=== WHAT THE EXERCISE ASKS ===
In the listing below, find every line with the string "without" and pull it out.

● ● ● ● ● ● ●

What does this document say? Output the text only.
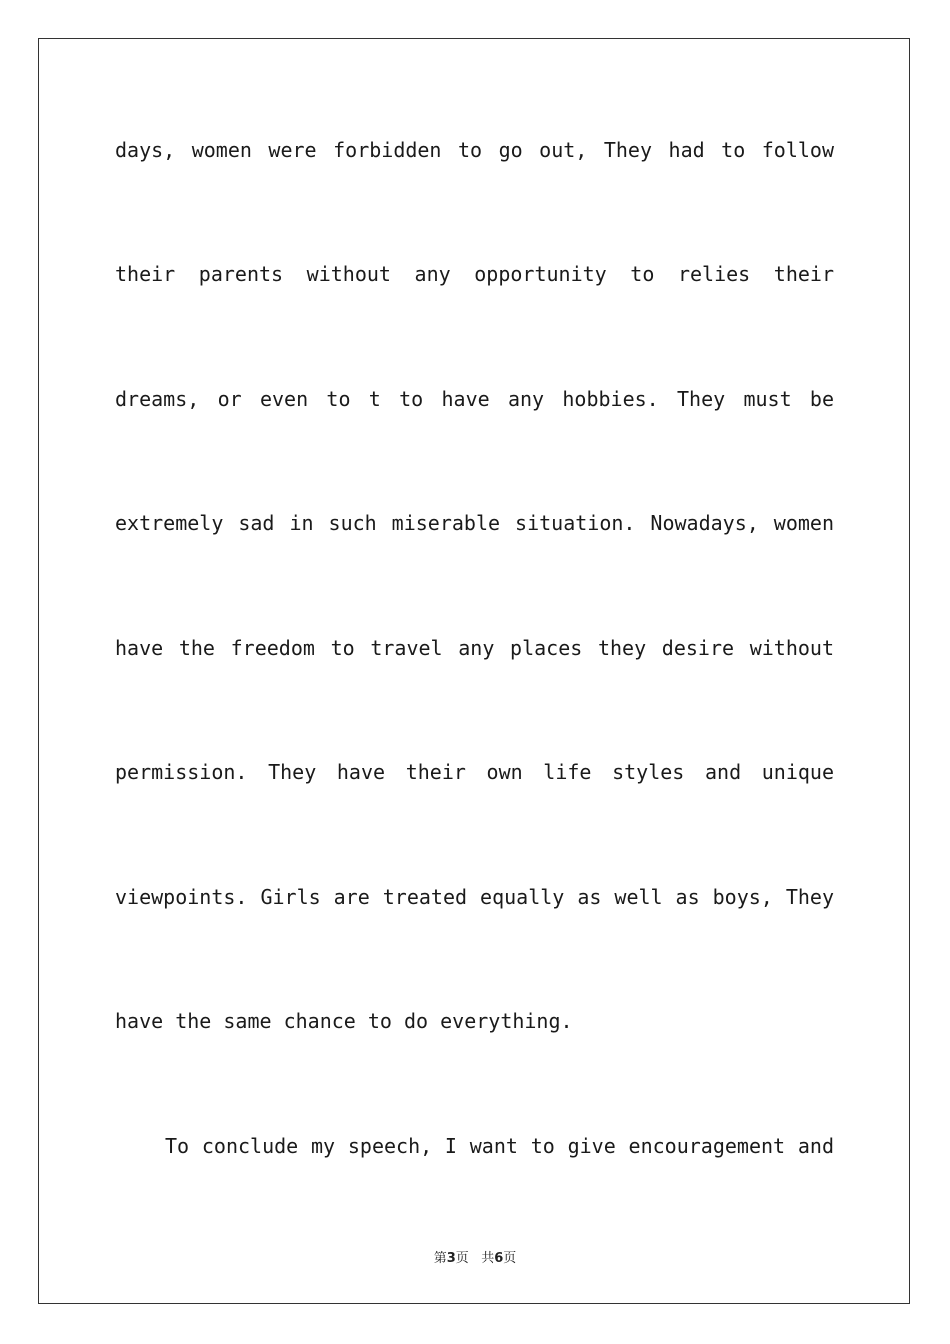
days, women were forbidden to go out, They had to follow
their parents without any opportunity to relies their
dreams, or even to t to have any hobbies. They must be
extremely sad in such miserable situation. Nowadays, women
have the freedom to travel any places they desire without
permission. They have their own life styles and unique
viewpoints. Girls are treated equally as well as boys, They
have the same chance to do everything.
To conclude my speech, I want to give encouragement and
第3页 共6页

● ● ● ● ● ● ●

=== RESPONSE TO THIS EXERCISE ===
their parents without any opportunity to relies their
have the freedom to travel any places they desire without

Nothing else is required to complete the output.